Give the number of lines in this listing that contain the word "Single", and nothing else.

Records for this exercise:
>> BEGIN

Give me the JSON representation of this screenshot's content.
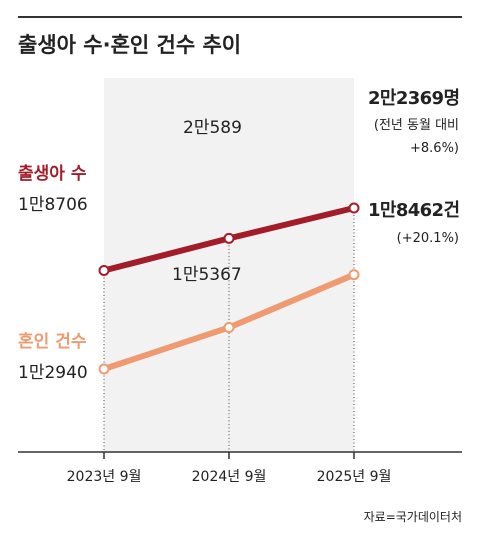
{
  "chart_data": {
    "type": "line",
    "title": "출생아 수·혼인 건수 추이",
    "categories": [
      "2023년 9월",
      "2024년 9월",
      "2025년 9월"
    ],
    "series": [
      {
        "name": "출생아 수",
        "values": [
          18706,
          20589,
          22369
        ],
        "labels": [
          "1만8706",
          "2만589",
          "2만2369명"
        ],
        "color": "#a31c2a",
        "note": [
          "(전년 동월 대비",
          "+8.6%)"
        ]
      },
      {
        "name": "혼인 건수",
        "values": [
          12940,
          15367,
          18462
        ],
        "labels": [
          "1만2940",
          "1만5367",
          "1만8462건"
        ],
        "color": "#ef9a71",
        "note": [
          "(+20.1%)"
        ]
      }
    ],
    "grid": false,
    "source": "자료=국가데이터처"
  },
  "colors": {
    "title_rule": "#333333",
    "background_band": "#f2f2f2",
    "axis": "#333333",
    "text": "#222222"
  }
}
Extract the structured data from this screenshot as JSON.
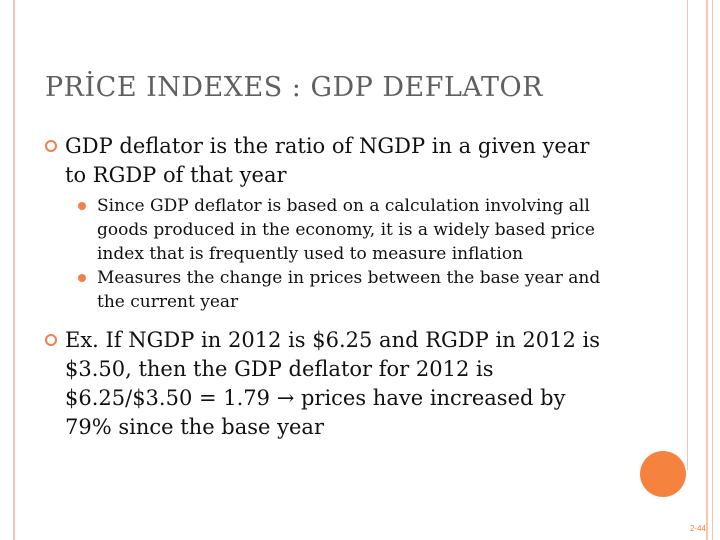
{
  "slide": {
    "title": "PRİCE  INDEXES : GDP  DEFLATOR",
    "bullets": [
      {
        "text": "GDP deflator is the ratio of NGDP in a given year to RGDP of that year",
        "sub": [
          "Since GDP deflator is based on a calculation involving all goods produced in the economy, it is a widely based price index that is frequently used to measure inflation",
          "Measures the change in prices between the base year and the current year"
        ]
      },
      {
        "text": "Ex. If NGDP in 2012 is $6.25 and RGDP in 2012 is $3.50, then the GDP deflator for 2012 is $6.25/$3.50 = 1.79  → prices have increased by 79% since the base year"
      }
    ],
    "slide_number": "2-44"
  },
  "colors": {
    "accent": "#f47f49",
    "frame": "#f5c6b4",
    "title": "#606060"
  }
}
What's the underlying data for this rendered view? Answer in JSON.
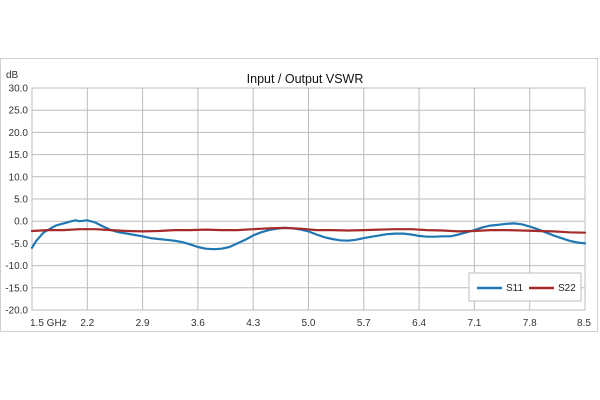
{
  "chart_data": {
    "type": "line",
    "title": "Input / Output VSWR",
    "ylabel": "dB",
    "xlabel": "",
    "xlim": [
      1.5,
      8.5
    ],
    "ylim": [
      -20,
      30
    ],
    "x_ticks": [
      1.5,
      2.2,
      2.9,
      3.6,
      4.3,
      5.0,
      5.7,
      6.4,
      7.1,
      7.8,
      8.5
    ],
    "x_tick_labels": [
      "1.5 GHz",
      "2.2",
      "2.9",
      "3.6",
      "4.3",
      "5.0",
      "5.7",
      "6.4",
      "7.1",
      "7.8",
      "8.5"
    ],
    "y_ticks": [
      30,
      25,
      20,
      15,
      10,
      5,
      0,
      -5,
      -10,
      -15,
      -20
    ],
    "y_tick_labels": [
      "30.0",
      "25.0",
      "20.0",
      "15.0",
      "10.0",
      "5.0",
      "0.0",
      "-5.0",
      "-10.0",
      "-15.0",
      "-20.0"
    ],
    "grid": true,
    "legend_position": "bottom-right",
    "series": [
      {
        "name": "S11",
        "color": "#1f77b4",
        "x": [
          1.5,
          1.55,
          1.6,
          1.65,
          1.7,
          1.8,
          1.9,
          2.0,
          2.05,
          2.1,
          2.2,
          2.3,
          2.4,
          2.5,
          2.6,
          2.7,
          2.8,
          2.9,
          3.0,
          3.1,
          3.2,
          3.3,
          3.4,
          3.5,
          3.6,
          3.7,
          3.8,
          3.9,
          4.0,
          4.1,
          4.2,
          4.3,
          4.4,
          4.5,
          4.6,
          4.7,
          4.8,
          4.9,
          5.0,
          5.1,
          5.2,
          5.3,
          5.4,
          5.5,
          5.6,
          5.7,
          5.8,
          5.9,
          6.0,
          6.1,
          6.2,
          6.3,
          6.4,
          6.5,
          6.6,
          6.7,
          6.8,
          6.9,
          7.0,
          7.1,
          7.2,
          7.3,
          7.4,
          7.5,
          7.6,
          7.7,
          7.8,
          7.9,
          8.0,
          8.1,
          8.2,
          8.3,
          8.4,
          8.5
        ],
        "y": [
          -6.0,
          -4.5,
          -3.5,
          -2.5,
          -2.0,
          -1.0,
          -0.5,
          0.0,
          0.2,
          0.0,
          0.2,
          -0.3,
          -1.2,
          -2.0,
          -2.5,
          -2.8,
          -3.1,
          -3.4,
          -3.8,
          -4.0,
          -4.2,
          -4.4,
          -4.7,
          -5.2,
          -5.8,
          -6.2,
          -6.3,
          -6.2,
          -5.8,
          -5.0,
          -4.2,
          -3.2,
          -2.5,
          -2.0,
          -1.7,
          -1.5,
          -1.6,
          -1.9,
          -2.3,
          -3.0,
          -3.6,
          -4.0,
          -4.3,
          -4.4,
          -4.2,
          -3.8,
          -3.5,
          -3.2,
          -2.9,
          -2.8,
          -2.8,
          -3.0,
          -3.3,
          -3.5,
          -3.5,
          -3.4,
          -3.4,
          -3.0,
          -2.5,
          -2.0,
          -1.4,
          -1.0,
          -0.8,
          -0.6,
          -0.5,
          -0.7,
          -1.2,
          -1.8,
          -2.5,
          -3.2,
          -3.8,
          -4.4,
          -4.8,
          -5.0
        ]
      },
      {
        "name": "S22",
        "color": "#a52a2a",
        "x": [
          1.5,
          1.7,
          1.9,
          2.1,
          2.3,
          2.5,
          2.7,
          2.9,
          3.1,
          3.3,
          3.5,
          3.7,
          3.9,
          4.1,
          4.3,
          4.5,
          4.7,
          4.9,
          5.1,
          5.3,
          5.5,
          5.7,
          5.9,
          6.1,
          6.3,
          6.5,
          6.7,
          6.9,
          7.1,
          7.3,
          7.5,
          7.7,
          7.9,
          8.1,
          8.3,
          8.5
        ],
        "y": [
          -2.2,
          -2.0,
          -2.0,
          -1.8,
          -1.8,
          -2.0,
          -2.2,
          -2.3,
          -2.2,
          -2.0,
          -2.0,
          -1.9,
          -2.0,
          -2.0,
          -1.8,
          -1.6,
          -1.5,
          -1.7,
          -2.0,
          -2.0,
          -2.1,
          -2.0,
          -1.9,
          -1.8,
          -1.8,
          -2.0,
          -2.1,
          -2.3,
          -2.2,
          -2.0,
          -2.0,
          -2.1,
          -2.2,
          -2.3,
          -2.5,
          -2.6
        ]
      }
    ]
  }
}
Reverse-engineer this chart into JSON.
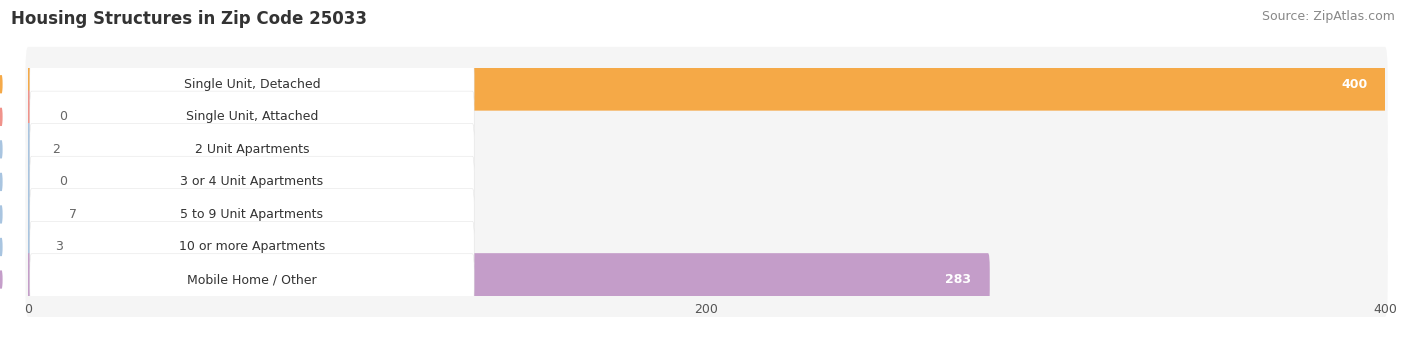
{
  "title": "Housing Structures in Zip Code 25033",
  "source": "Source: ZipAtlas.com",
  "categories": [
    "Single Unit, Detached",
    "Single Unit, Attached",
    "2 Unit Apartments",
    "3 or 4 Unit Apartments",
    "5 to 9 Unit Apartments",
    "10 or more Apartments",
    "Mobile Home / Other"
  ],
  "values": [
    400,
    0,
    2,
    0,
    7,
    3,
    283
  ],
  "bar_colors": [
    "#F5A947",
    "#F0928A",
    "#A8C4E0",
    "#A8C4E0",
    "#A8C4E0",
    "#A8C4E0",
    "#C49DC9"
  ],
  "row_bg_colors": [
    "#F5F5F5",
    "#F5F5F5",
    "#F5F5F5",
    "#F5F5F5",
    "#F5F5F5",
    "#F5F5F5",
    "#F5F5F5"
  ],
  "dot_colors": [
    "#F5A947",
    "#F0928A",
    "#A8C4E0",
    "#A8C4E0",
    "#A8C4E0",
    "#A8C4E0",
    "#C49DC9"
  ],
  "xlim": [
    0,
    400
  ],
  "xticks": [
    0,
    200,
    400
  ],
  "grid_color": "#CCCCCC",
  "title_fontsize": 12,
  "source_fontsize": 9,
  "label_fontsize": 9,
  "value_fontsize": 9,
  "background_color": "#FFFFFF",
  "value_threshold": 150
}
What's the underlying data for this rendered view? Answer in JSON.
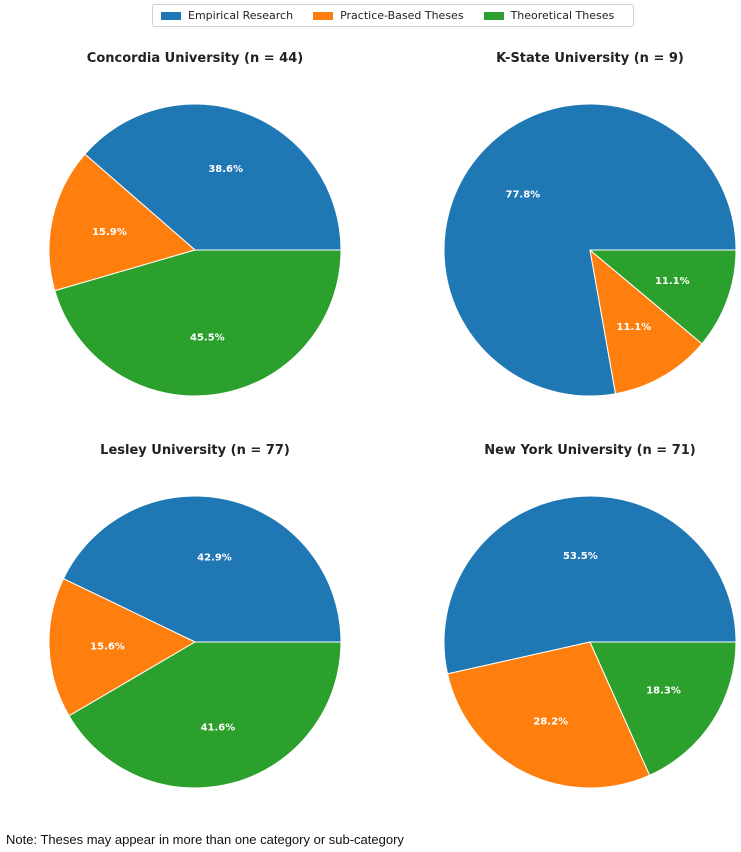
{
  "legend": {
    "entries": [
      {
        "label": "Empirical Research",
        "color": "#1f77b4"
      },
      {
        "label": "Practice-Based Theses",
        "color": "#ff7f0e"
      },
      {
        "label": "Theoretical Theses",
        "color": "#2ca02c"
      }
    ]
  },
  "note": "Note: Theses may appear in more than one category or sub-category",
  "chart_data": [
    {
      "type": "pie",
      "title": "Concordia University (n = 44)",
      "categories": [
        "Empirical Research",
        "Practice-Based Theses",
        "Theoretical Theses"
      ],
      "values": [
        38.6,
        15.9,
        45.5
      ],
      "labels": [
        "38.6%",
        "15.9%",
        "45.5%"
      ],
      "colors": [
        "#1f77b4",
        "#ff7f0e",
        "#2ca02c"
      ]
    },
    {
      "type": "pie",
      "title": "K-State University (n = 9)",
      "categories": [
        "Empirical Research",
        "Practice-Based Theses",
        "Theoretical Theses"
      ],
      "values": [
        77.8,
        11.1,
        11.1
      ],
      "labels": [
        "77.8%",
        "11.1%",
        "11.1%"
      ],
      "colors": [
        "#1f77b4",
        "#ff7f0e",
        "#2ca02c"
      ]
    },
    {
      "type": "pie",
      "title": "Lesley University (n = 77)",
      "categories": [
        "Empirical Research",
        "Practice-Based Theses",
        "Theoretical Theses"
      ],
      "values": [
        42.9,
        15.6,
        41.6
      ],
      "labels": [
        "42.9%",
        "15.6%",
        "41.6%"
      ],
      "colors": [
        "#1f77b4",
        "#ff7f0e",
        "#2ca02c"
      ]
    },
    {
      "type": "pie",
      "title": "New York University (n = 71)",
      "categories": [
        "Empirical Research",
        "Practice-Based Theses",
        "Theoretical Theses"
      ],
      "values": [
        53.5,
        28.2,
        18.3
      ],
      "labels": [
        "53.5%",
        "28.2%",
        "18.3%"
      ],
      "colors": [
        "#1f77b4",
        "#ff7f0e",
        "#2ca02c"
      ]
    }
  ]
}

>> END

Reply:
2